Collected data entries:
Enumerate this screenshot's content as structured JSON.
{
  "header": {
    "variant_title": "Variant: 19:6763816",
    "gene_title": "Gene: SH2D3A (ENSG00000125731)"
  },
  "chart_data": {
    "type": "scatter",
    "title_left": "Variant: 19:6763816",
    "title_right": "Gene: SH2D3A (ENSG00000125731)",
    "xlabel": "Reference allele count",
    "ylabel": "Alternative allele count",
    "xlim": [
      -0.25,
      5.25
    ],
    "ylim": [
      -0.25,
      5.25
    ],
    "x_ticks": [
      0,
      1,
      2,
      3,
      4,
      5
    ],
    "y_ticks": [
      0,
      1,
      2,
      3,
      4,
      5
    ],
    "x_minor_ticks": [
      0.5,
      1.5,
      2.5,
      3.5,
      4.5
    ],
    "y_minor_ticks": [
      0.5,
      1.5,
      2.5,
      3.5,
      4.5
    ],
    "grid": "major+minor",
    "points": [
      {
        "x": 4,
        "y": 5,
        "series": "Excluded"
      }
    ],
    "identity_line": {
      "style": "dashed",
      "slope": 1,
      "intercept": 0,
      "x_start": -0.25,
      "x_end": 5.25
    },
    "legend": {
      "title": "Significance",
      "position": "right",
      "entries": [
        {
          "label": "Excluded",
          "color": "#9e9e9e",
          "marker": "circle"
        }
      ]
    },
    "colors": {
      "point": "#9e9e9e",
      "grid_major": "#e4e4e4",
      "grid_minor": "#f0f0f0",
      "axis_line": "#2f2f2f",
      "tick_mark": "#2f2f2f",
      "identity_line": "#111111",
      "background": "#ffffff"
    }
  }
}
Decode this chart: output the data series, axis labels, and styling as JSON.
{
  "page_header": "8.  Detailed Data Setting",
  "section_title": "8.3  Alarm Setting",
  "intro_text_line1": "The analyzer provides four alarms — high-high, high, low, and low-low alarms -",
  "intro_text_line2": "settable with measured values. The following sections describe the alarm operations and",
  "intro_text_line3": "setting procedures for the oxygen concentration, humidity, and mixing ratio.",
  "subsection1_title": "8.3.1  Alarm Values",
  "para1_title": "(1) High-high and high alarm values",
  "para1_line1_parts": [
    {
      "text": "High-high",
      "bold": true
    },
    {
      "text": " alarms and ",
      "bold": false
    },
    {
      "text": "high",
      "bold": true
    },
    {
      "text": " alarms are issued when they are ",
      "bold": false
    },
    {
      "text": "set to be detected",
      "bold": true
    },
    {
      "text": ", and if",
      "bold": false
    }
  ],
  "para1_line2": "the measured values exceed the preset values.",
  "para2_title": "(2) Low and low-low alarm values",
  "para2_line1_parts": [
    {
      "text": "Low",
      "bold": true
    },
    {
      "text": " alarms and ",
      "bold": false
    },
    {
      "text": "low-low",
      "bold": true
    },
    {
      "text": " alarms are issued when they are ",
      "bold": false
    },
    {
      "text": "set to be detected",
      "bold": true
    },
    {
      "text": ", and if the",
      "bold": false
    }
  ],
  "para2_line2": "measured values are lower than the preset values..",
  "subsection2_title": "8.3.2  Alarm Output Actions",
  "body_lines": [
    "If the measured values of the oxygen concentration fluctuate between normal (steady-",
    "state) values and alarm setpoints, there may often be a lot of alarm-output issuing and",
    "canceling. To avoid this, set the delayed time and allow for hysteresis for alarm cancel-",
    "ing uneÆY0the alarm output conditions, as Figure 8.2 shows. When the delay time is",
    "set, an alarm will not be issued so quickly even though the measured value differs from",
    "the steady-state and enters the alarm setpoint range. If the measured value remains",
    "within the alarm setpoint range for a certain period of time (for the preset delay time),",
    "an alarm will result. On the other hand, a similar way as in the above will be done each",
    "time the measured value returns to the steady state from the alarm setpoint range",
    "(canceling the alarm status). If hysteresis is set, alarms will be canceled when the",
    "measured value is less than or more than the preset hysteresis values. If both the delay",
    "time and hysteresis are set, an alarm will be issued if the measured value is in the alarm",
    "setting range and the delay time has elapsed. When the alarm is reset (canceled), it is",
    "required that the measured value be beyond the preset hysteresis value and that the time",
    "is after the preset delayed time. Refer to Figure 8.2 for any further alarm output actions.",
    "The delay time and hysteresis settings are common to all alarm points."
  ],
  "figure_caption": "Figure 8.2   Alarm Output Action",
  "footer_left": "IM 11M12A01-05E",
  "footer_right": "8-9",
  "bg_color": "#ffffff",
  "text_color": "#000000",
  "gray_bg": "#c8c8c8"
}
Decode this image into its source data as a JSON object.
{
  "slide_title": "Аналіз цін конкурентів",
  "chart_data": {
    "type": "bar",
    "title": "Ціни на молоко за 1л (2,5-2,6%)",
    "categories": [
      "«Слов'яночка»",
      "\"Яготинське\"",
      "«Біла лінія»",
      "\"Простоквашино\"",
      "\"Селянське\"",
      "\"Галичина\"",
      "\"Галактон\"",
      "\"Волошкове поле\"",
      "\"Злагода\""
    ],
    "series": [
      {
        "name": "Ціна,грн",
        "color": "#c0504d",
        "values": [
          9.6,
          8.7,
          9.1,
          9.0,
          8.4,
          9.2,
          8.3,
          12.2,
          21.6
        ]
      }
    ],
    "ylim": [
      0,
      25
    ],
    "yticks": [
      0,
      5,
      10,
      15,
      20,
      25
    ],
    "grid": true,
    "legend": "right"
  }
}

Prompt:
Tell how many lines in the records above contain "high", giving the number and no other words.

Task response:
4